» SHORT TASK
Write the data out again exactly, dropping any images it holds.

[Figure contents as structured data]
---*---

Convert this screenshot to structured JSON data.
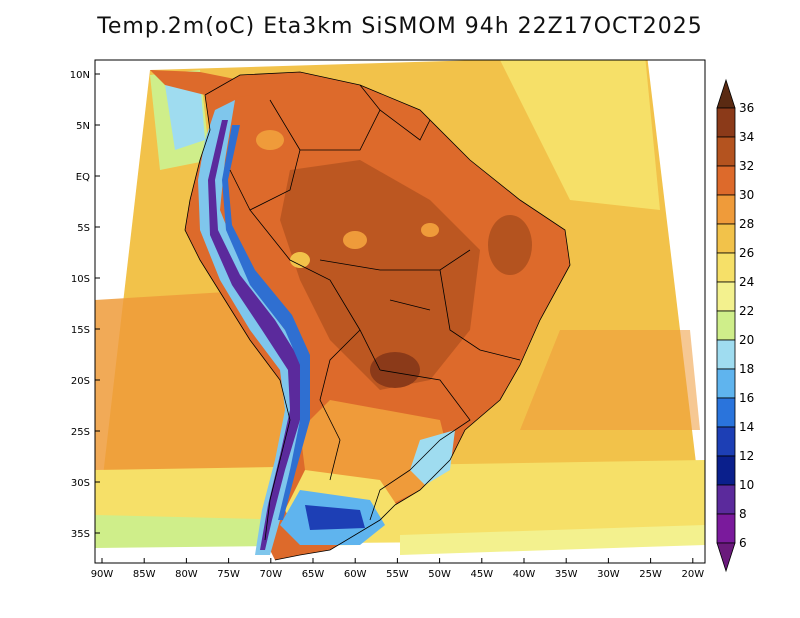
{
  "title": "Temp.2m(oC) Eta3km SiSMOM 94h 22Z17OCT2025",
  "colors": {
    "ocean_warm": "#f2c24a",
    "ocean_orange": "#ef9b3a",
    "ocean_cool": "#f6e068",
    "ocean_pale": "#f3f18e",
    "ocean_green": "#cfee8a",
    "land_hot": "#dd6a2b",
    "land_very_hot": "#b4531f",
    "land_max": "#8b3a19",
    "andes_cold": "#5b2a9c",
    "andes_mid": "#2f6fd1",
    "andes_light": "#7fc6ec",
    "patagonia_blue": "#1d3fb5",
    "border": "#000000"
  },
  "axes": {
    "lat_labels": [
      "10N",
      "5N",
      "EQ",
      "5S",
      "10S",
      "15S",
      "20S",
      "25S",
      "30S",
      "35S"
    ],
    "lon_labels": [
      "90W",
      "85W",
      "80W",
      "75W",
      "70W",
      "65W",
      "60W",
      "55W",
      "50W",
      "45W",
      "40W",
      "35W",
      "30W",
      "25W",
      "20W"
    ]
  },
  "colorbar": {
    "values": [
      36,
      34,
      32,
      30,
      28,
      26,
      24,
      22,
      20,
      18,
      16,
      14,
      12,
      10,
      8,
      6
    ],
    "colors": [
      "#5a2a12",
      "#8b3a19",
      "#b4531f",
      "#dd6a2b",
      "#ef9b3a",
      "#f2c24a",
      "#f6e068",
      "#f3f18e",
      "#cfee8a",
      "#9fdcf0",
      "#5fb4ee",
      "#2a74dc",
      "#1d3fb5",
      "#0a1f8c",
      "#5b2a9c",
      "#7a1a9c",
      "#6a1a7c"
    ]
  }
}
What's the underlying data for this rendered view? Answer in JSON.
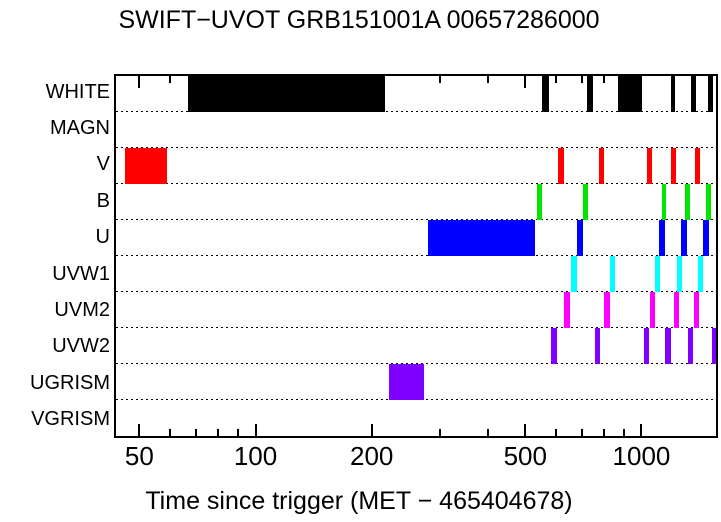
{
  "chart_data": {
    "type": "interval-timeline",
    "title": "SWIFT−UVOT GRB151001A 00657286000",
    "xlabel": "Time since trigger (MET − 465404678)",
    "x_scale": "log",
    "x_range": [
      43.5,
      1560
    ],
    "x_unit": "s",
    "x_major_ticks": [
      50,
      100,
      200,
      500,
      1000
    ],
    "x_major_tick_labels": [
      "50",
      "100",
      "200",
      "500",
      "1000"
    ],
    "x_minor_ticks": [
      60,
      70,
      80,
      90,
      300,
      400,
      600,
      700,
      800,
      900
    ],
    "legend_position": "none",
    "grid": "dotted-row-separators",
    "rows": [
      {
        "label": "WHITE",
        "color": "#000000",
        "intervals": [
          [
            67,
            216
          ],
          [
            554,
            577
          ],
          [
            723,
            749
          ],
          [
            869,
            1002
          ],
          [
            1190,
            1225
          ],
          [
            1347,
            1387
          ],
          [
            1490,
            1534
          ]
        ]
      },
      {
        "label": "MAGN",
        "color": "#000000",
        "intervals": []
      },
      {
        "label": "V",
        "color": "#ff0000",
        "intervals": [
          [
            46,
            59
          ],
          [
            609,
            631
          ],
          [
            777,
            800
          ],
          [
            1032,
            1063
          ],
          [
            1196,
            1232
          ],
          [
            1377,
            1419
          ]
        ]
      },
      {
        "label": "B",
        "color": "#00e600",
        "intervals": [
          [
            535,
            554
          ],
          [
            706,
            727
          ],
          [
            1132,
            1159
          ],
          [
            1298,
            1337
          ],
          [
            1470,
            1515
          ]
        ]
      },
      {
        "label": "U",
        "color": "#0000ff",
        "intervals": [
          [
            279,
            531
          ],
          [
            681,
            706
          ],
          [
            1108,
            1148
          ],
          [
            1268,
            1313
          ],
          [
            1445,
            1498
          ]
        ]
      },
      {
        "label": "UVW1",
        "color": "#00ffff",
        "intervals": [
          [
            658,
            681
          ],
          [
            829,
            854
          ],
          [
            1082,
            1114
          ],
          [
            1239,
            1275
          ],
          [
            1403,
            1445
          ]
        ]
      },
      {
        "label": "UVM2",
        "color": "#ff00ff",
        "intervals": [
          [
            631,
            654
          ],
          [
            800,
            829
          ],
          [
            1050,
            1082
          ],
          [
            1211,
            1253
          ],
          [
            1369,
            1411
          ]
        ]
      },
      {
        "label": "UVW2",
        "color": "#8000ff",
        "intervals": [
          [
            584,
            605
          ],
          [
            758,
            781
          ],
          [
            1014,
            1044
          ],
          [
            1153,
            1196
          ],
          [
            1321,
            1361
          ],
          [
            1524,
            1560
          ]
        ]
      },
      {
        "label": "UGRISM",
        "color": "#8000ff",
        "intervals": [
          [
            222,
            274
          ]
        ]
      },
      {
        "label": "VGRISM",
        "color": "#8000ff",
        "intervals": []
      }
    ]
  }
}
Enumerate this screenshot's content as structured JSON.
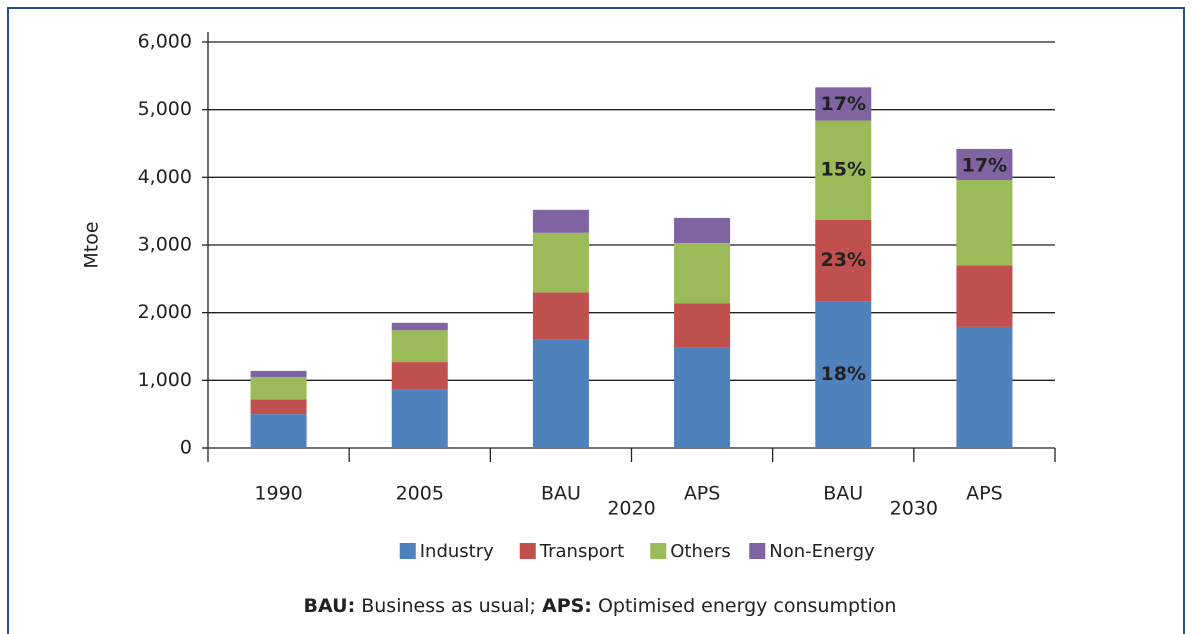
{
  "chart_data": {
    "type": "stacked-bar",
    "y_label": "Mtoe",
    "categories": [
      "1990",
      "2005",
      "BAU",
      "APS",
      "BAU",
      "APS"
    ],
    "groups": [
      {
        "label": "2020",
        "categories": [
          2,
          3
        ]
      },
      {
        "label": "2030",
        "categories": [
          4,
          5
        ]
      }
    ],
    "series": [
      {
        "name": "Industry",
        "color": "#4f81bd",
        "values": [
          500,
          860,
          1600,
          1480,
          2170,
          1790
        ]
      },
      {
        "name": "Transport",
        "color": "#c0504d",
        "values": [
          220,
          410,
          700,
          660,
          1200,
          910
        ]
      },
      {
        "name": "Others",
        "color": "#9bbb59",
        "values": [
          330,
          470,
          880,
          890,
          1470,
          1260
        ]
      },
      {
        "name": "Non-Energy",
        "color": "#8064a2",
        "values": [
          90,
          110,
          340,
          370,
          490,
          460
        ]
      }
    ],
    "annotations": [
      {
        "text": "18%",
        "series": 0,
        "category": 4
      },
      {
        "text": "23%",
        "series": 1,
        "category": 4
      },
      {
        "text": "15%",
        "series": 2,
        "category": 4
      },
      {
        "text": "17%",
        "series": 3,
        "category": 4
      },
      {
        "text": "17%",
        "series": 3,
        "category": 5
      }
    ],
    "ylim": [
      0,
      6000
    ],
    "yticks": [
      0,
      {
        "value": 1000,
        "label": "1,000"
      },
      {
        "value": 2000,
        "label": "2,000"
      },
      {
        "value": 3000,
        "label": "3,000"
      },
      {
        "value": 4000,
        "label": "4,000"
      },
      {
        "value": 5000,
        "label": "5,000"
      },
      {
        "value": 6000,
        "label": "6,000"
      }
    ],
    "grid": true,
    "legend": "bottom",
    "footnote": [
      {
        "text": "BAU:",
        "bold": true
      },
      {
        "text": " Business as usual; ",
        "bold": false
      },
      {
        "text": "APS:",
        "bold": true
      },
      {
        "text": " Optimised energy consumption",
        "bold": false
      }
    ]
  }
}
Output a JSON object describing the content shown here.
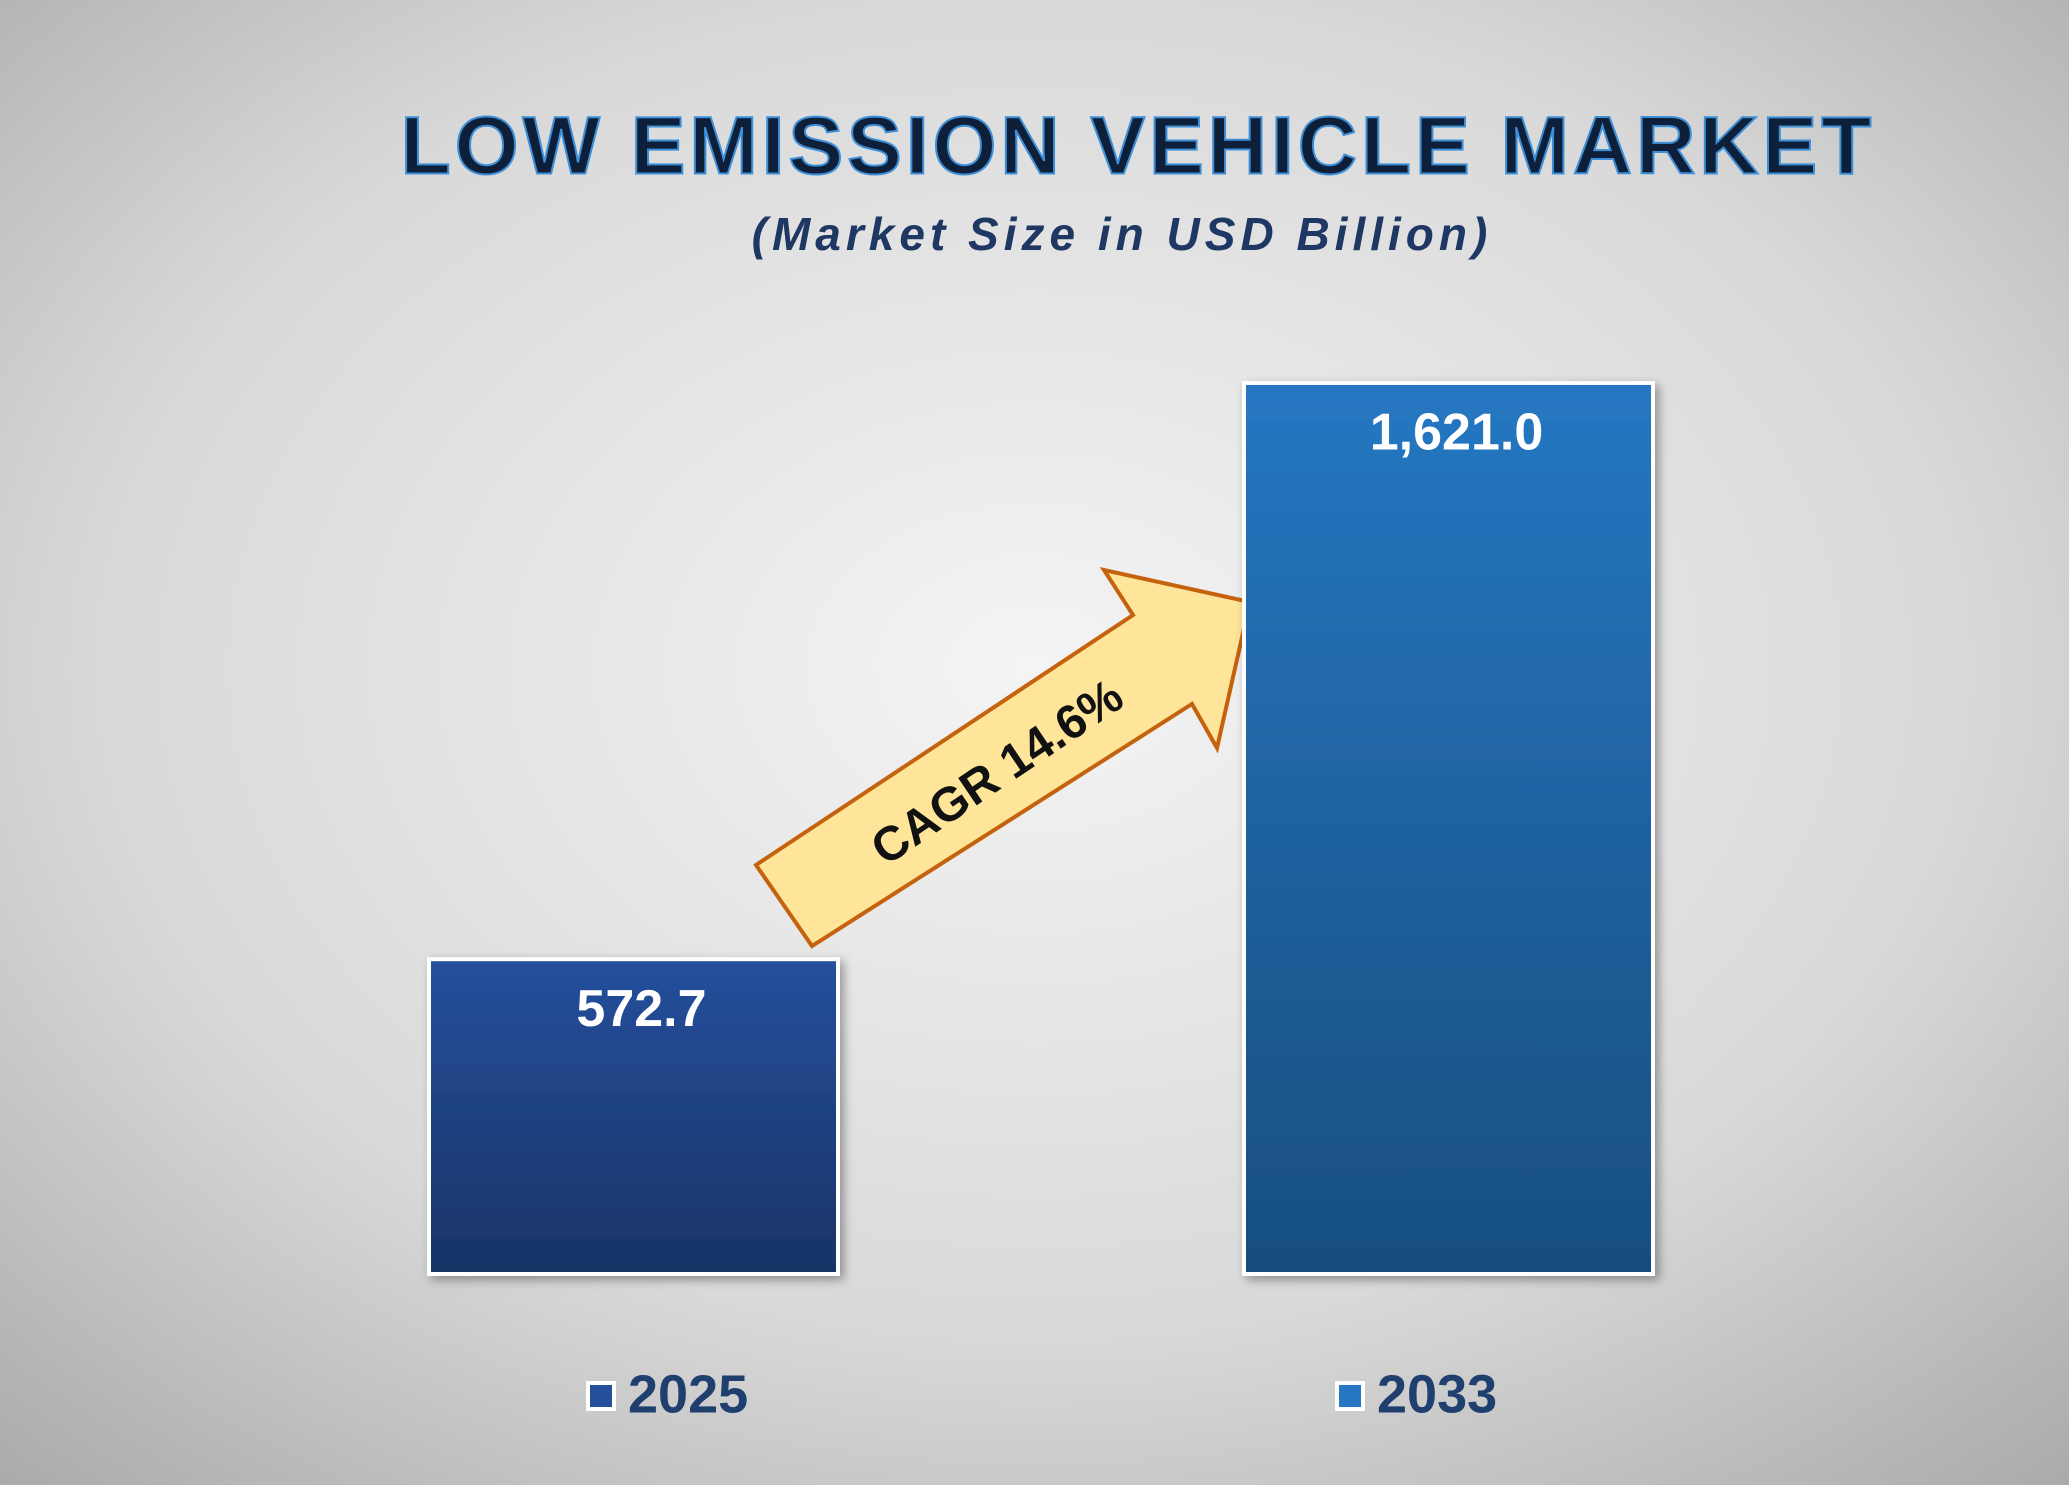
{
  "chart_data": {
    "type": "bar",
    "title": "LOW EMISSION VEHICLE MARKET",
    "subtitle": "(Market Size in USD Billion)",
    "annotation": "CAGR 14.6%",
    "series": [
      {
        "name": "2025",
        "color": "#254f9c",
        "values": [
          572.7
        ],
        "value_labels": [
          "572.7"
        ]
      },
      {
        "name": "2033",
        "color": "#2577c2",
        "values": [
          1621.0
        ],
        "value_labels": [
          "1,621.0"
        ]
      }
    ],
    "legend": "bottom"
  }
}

---*---

» RESULT
Convert this screenshot to structured JSON data.
{
  "title": "Temp.2m(oC) Eta3km SiSMOM 94h 22Z17OCT2025",
  "colors": {
    "ocean_warm": "#f2c24a",
    "ocean_orange": "#ef9b3a",
    "ocean_cool": "#f6e068",
    "ocean_pale": "#f3f18e",
    "ocean_green": "#cfee8a",
    "land_hot": "#dd6a2b",
    "land_very_hot": "#b4531f",
    "land_max": "#8b3a19",
    "andes_cold": "#5b2a9c",
    "andes_mid": "#2f6fd1",
    "andes_light": "#7fc6ec",
    "patagonia_blue": "#1d3fb5",
    "border": "#000000"
  },
  "axes": {
    "lat_labels": [
      "10N",
      "5N",
      "EQ",
      "5S",
      "10S",
      "15S",
      "20S",
      "25S",
      "30S",
      "35S"
    ],
    "lon_labels": [
      "90W",
      "85W",
      "80W",
      "75W",
      "70W",
      "65W",
      "60W",
      "55W",
      "50W",
      "45W",
      "40W",
      "35W",
      "30W",
      "25W",
      "20W"
    ]
  },
  "colorbar": {
    "values": [
      36,
      34,
      32,
      30,
      28,
      26,
      24,
      22,
      20,
      18,
      16,
      14,
      12,
      10,
      8,
      6
    ],
    "colors": [
      "#5a2a12",
      "#8b3a19",
      "#b4531f",
      "#dd6a2b",
      "#ef9b3a",
      "#f2c24a",
      "#f6e068",
      "#f3f18e",
      "#cfee8a",
      "#9fdcf0",
      "#5fb4ee",
      "#2a74dc",
      "#1d3fb5",
      "#0a1f8c",
      "#5b2a9c",
      "#7a1a9c",
      "#6a1a7c"
    ]
  }
}
What's the underlying data for this rendered view? Answer in JSON.
{
  "chart_data": {
    "type": "interval-timeline",
    "title": "SWIFT−UVOT GRB151001A 00657286000",
    "xlabel": "Time since trigger (MET − 465404678)",
    "x_scale": "log",
    "x_range": [
      43.5,
      1560
    ],
    "x_unit": "s",
    "x_major_ticks": [
      50,
      100,
      200,
      500,
      1000
    ],
    "x_major_tick_labels": [
      "50",
      "100",
      "200",
      "500",
      "1000"
    ],
    "x_minor_ticks": [
      60,
      70,
      80,
      90,
      300,
      400,
      600,
      700,
      800,
      900
    ],
    "legend_position": "none",
    "grid": "dotted-row-separators",
    "rows": [
      {
        "label": "WHITE",
        "color": "#000000",
        "intervals": [
          [
            67,
            216
          ],
          [
            554,
            577
          ],
          [
            723,
            749
          ],
          [
            869,
            1002
          ],
          [
            1190,
            1225
          ],
          [
            1347,
            1387
          ],
          [
            1490,
            1534
          ]
        ]
      },
      {
        "label": "MAGN",
        "color": "#000000",
        "intervals": []
      },
      {
        "label": "V",
        "color": "#ff0000",
        "intervals": [
          [
            46,
            59
          ],
          [
            609,
            631
          ],
          [
            777,
            800
          ],
          [
            1032,
            1063
          ],
          [
            1196,
            1232
          ],
          [
            1377,
            1419
          ]
        ]
      },
      {
        "label": "B",
        "color": "#00e600",
        "intervals": [
          [
            535,
            554
          ],
          [
            706,
            727
          ],
          [
            1132,
            1159
          ],
          [
            1298,
            1337
          ],
          [
            1470,
            1515
          ]
        ]
      },
      {
        "label": "U",
        "color": "#0000ff",
        "intervals": [
          [
            279,
            531
          ],
          [
            681,
            706
          ],
          [
            1108,
            1148
          ],
          [
            1268,
            1313
          ],
          [
            1445,
            1498
          ]
        ]
      },
      {
        "label": "UVW1",
        "color": "#00ffff",
        "intervals": [
          [
            658,
            681
          ],
          [
            829,
            854
          ],
          [
            1082,
            1114
          ],
          [
            1239,
            1275
          ],
          [
            1403,
            1445
          ]
        ]
      },
      {
        "label": "UVM2",
        "color": "#ff00ff",
        "intervals": [
          [
            631,
            654
          ],
          [
            800,
            829
          ],
          [
            1050,
            1082
          ],
          [
            1211,
            1253
          ],
          [
            1369,
            1411
          ]
        ]
      },
      {
        "label": "UVW2",
        "color": "#8000ff",
        "intervals": [
          [
            584,
            605
          ],
          [
            758,
            781
          ],
          [
            1014,
            1044
          ],
          [
            1153,
            1196
          ],
          [
            1321,
            1361
          ],
          [
            1524,
            1560
          ]
        ]
      },
      {
        "label": "UGRISM",
        "color": "#8000ff",
        "intervals": [
          [
            222,
            274
          ]
        ]
      },
      {
        "label": "VGRISM",
        "color": "#8000ff",
        "intervals": []
      }
    ]
  }
}
Enumerate this screenshot's content as structured JSON.
{
  "chart_data": {
    "type": "stacked-bar",
    "y_label": "Mtoe",
    "categories": [
      "1990",
      "2005",
      "BAU",
      "APS",
      "BAU",
      "APS"
    ],
    "groups": [
      {
        "label": "2020",
        "categories": [
          2,
          3
        ]
      },
      {
        "label": "2030",
        "categories": [
          4,
          5
        ]
      }
    ],
    "series": [
      {
        "name": "Industry",
        "color": "#4f81bd",
        "values": [
          500,
          860,
          1600,
          1480,
          2170,
          1790
        ]
      },
      {
        "name": "Transport",
        "color": "#c0504d",
        "values": [
          220,
          410,
          700,
          660,
          1200,
          910
        ]
      },
      {
        "name": "Others",
        "color": "#9bbb59",
        "values": [
          330,
          470,
          880,
          890,
          1470,
          1260
        ]
      },
      {
        "name": "Non-Energy",
        "color": "#8064a2",
        "values": [
          90,
          110,
          340,
          370,
          490,
          460
        ]
      }
    ],
    "annotations": [
      {
        "text": "18%",
        "series": 0,
        "category": 4
      },
      {
        "text": "23%",
        "series": 1,
        "category": 4
      },
      {
        "text": "15%",
        "series": 2,
        "category": 4
      },
      {
        "text": "17%",
        "series": 3,
        "category": 4
      },
      {
        "text": "17%",
        "series": 3,
        "category": 5
      }
    ],
    "ylim": [
      0,
      6000
    ],
    "yticks": [
      0,
      {
        "value": 1000,
        "label": "1,000"
      },
      {
        "value": 2000,
        "label": "2,000"
      },
      {
        "value": 3000,
        "label": "3,000"
      },
      {
        "value": 4000,
        "label": "4,000"
      },
      {
        "value": 5000,
        "label": "5,000"
      },
      {
        "value": 6000,
        "label": "6,000"
      }
    ],
    "grid": true,
    "legend": "bottom",
    "footnote": [
      {
        "text": "BAU:",
        "bold": true
      },
      {
        "text": " Business as usual; ",
        "bold": false
      },
      {
        "text": "APS:",
        "bold": true
      },
      {
        "text": " Optimised energy consumption",
        "bold": false
      }
    ]
  }
}
Output a JSON object describing the content shown here.
{
  "chart_data": {
    "type": "bar",
    "title": "LOW EMISSION VEHICLE MARKET",
    "subtitle": "(Market Size in USD Billion)",
    "annotation": "CAGR 14.6%",
    "series": [
      {
        "name": "2025",
        "color": "#254f9c",
        "values": [
          572.7
        ],
        "value_labels": [
          "572.7"
        ]
      },
      {
        "name": "2033",
        "color": "#2577c2",
        "values": [
          1621.0
        ],
        "value_labels": [
          "1,621.0"
        ]
      }
    ],
    "legend": "bottom"
  }
}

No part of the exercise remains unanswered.